• **Task prompt**
Look through the records below and collect all lines that hold the string "warranties".

:: Materials provided ::

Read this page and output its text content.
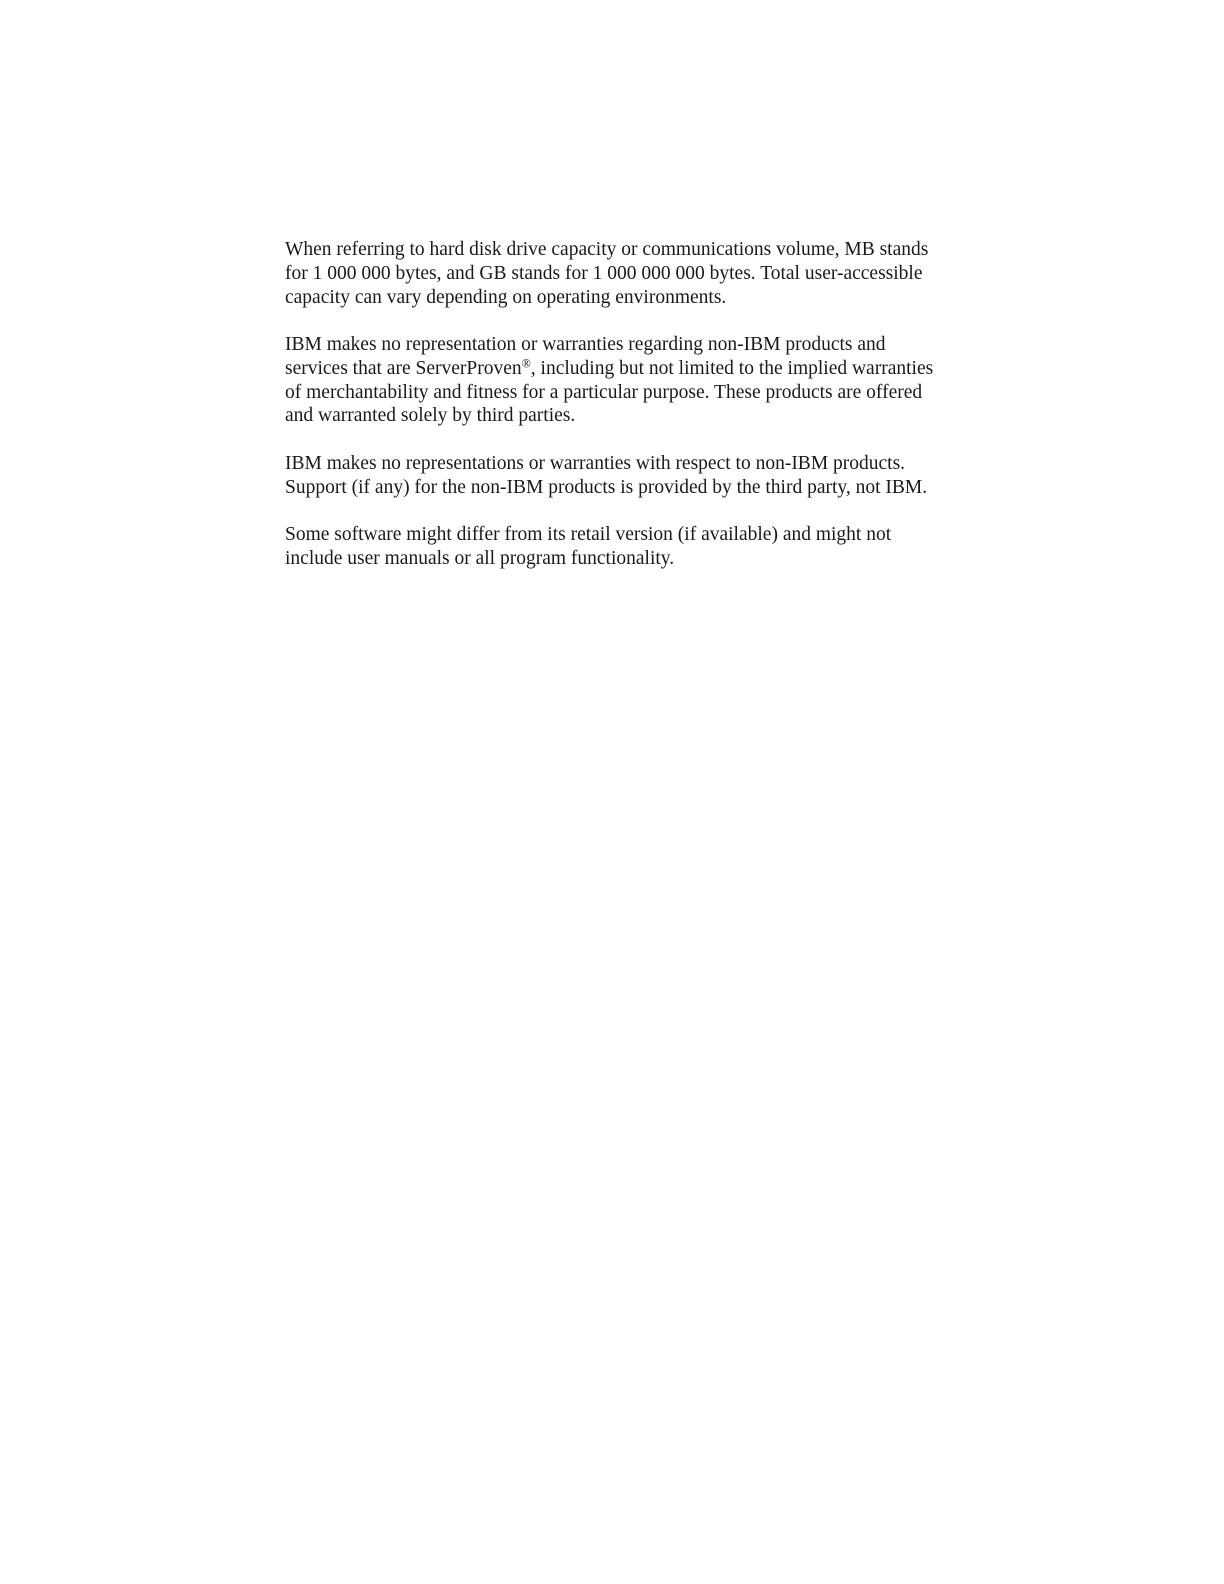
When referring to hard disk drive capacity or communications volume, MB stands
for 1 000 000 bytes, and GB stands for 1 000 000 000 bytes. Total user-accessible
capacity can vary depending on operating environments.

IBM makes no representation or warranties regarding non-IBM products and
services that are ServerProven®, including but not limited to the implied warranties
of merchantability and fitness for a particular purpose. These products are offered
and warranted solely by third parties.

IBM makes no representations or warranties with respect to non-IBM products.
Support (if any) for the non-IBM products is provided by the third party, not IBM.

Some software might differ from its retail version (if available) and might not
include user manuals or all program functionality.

:::

• **Complete answer**
IBM makes no representation or warranties regarding non-IBM products and
services that are ServerProven®, including but not limited to the implied warranties
IBM makes no representations or warranties with respect to non-IBM products.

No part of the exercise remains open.